Begin

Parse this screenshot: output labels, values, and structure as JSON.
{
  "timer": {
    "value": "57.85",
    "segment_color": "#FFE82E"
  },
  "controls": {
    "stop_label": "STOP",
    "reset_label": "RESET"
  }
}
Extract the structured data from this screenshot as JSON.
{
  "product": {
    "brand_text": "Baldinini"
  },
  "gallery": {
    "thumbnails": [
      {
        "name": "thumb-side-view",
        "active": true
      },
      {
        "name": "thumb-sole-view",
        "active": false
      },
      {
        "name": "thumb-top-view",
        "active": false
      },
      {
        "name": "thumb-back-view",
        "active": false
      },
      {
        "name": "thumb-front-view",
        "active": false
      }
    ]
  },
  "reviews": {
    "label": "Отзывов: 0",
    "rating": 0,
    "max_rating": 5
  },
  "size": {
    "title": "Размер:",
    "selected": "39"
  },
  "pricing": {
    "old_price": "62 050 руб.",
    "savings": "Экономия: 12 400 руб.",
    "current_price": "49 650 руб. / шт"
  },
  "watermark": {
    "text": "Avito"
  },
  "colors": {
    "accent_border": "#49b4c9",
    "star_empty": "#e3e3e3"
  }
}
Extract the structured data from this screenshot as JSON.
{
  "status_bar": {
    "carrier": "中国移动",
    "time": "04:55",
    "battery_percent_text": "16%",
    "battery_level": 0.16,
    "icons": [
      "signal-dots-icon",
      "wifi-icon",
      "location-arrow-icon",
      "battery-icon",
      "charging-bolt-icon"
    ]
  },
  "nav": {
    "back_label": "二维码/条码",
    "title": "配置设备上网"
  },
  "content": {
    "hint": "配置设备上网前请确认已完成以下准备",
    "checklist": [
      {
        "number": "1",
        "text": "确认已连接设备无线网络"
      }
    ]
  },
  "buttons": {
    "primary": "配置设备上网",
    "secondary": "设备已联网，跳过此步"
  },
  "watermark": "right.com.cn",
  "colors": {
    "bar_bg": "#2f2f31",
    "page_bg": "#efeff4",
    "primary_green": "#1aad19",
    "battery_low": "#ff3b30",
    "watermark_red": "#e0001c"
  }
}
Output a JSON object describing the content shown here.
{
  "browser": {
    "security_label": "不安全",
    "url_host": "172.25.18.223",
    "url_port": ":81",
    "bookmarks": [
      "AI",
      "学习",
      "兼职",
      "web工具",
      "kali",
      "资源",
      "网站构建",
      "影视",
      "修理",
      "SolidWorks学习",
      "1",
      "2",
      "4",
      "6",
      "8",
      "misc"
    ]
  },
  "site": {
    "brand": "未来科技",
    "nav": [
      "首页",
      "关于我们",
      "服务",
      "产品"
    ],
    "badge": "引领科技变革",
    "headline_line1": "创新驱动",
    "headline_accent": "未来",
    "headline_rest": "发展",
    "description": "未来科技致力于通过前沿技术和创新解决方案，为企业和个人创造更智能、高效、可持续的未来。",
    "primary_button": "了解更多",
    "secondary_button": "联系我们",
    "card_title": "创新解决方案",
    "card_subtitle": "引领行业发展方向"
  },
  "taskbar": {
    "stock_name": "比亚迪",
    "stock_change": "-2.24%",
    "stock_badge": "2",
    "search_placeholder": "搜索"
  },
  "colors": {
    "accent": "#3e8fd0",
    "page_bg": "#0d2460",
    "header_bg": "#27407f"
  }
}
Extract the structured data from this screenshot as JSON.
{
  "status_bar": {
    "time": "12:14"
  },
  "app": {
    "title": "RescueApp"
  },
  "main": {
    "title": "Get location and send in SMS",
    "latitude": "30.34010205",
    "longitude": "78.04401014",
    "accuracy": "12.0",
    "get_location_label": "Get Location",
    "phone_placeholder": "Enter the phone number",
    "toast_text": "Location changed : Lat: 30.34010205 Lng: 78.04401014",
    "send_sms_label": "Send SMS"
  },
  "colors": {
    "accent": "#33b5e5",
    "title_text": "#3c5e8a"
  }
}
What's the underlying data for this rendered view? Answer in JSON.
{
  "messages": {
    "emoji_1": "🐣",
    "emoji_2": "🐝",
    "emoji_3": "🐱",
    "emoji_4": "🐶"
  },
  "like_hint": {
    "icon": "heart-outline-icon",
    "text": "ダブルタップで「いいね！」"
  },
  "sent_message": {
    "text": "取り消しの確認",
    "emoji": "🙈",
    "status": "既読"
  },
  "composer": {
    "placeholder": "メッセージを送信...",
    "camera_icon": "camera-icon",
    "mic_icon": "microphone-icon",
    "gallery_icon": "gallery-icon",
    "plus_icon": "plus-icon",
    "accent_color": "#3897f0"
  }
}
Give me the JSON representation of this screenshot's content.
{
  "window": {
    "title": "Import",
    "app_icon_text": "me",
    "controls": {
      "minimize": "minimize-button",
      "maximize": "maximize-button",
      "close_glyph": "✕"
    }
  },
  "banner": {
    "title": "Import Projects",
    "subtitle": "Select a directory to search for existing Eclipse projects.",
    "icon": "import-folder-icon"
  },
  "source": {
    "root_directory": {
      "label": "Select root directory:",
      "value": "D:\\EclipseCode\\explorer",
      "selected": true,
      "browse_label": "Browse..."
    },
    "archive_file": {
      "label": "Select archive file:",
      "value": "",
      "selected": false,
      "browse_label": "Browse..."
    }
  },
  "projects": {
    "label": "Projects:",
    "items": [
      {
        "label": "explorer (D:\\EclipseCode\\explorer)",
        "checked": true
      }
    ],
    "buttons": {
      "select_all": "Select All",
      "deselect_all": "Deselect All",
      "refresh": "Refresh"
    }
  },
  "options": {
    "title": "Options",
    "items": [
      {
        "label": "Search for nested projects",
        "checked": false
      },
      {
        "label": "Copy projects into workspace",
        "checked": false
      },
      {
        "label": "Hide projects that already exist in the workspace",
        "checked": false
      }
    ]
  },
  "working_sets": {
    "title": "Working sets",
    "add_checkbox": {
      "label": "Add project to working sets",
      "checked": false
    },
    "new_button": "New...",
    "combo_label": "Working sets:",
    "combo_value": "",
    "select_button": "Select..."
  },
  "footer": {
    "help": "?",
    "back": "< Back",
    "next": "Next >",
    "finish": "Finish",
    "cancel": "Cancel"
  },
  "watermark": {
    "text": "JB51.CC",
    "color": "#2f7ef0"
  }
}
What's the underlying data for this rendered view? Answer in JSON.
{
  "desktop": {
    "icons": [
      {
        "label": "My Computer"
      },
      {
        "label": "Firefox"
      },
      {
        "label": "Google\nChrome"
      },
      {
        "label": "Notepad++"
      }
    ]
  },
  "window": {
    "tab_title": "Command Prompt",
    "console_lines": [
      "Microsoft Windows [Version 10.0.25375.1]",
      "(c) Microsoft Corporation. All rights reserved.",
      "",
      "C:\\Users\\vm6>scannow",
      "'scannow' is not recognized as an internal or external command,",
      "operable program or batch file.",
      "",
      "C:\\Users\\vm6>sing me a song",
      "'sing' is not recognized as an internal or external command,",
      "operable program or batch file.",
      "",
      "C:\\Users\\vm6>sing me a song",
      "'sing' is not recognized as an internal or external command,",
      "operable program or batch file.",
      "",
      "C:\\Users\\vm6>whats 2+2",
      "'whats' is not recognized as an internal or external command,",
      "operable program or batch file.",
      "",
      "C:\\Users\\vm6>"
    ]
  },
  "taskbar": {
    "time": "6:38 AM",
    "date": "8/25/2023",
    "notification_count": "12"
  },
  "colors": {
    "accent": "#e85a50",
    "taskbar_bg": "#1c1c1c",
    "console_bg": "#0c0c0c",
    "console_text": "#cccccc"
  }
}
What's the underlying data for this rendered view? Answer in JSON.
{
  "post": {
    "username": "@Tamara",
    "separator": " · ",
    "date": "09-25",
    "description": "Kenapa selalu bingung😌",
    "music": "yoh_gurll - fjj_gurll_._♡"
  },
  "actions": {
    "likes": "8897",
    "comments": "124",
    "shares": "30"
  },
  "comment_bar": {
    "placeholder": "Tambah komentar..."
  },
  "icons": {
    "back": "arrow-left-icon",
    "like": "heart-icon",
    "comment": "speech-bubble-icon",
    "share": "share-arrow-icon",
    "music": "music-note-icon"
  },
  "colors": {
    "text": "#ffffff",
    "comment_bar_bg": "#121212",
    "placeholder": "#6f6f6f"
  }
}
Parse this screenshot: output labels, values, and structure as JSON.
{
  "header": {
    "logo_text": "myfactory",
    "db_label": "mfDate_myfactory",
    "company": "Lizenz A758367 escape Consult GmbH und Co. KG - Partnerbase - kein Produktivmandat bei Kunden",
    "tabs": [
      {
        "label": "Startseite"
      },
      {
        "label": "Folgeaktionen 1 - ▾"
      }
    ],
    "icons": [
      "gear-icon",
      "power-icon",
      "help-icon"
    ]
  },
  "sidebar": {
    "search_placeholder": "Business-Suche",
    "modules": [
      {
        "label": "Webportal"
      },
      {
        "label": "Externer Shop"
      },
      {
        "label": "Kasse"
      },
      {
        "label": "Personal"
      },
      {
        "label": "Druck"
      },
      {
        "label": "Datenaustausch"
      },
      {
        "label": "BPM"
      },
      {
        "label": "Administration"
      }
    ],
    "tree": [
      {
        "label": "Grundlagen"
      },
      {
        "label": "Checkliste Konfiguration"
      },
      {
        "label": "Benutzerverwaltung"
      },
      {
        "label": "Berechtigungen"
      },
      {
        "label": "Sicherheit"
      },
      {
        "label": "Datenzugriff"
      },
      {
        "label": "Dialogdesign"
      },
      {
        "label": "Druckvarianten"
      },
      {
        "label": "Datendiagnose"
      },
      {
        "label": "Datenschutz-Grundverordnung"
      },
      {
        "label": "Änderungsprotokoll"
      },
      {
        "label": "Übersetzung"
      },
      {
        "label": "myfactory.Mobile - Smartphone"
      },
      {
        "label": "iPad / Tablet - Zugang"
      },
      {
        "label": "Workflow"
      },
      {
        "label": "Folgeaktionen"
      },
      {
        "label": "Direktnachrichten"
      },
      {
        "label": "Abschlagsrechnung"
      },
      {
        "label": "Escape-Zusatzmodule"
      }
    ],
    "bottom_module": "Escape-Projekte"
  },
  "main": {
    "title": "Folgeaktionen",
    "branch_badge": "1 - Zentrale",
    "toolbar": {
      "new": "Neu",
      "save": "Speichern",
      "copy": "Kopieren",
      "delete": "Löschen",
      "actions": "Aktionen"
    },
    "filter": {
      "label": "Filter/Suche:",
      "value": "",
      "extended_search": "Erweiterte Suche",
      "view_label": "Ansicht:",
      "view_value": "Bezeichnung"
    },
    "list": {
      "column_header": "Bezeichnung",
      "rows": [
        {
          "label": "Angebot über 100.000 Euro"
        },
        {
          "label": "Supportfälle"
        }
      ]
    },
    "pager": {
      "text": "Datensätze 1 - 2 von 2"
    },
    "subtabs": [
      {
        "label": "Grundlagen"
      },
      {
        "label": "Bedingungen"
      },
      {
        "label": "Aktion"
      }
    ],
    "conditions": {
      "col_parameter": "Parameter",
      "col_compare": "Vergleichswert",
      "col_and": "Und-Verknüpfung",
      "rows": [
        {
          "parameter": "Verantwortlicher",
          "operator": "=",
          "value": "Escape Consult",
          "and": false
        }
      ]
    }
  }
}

End

Find how many lines in the material hold the word "scannow" and state that number alone.

> Result
2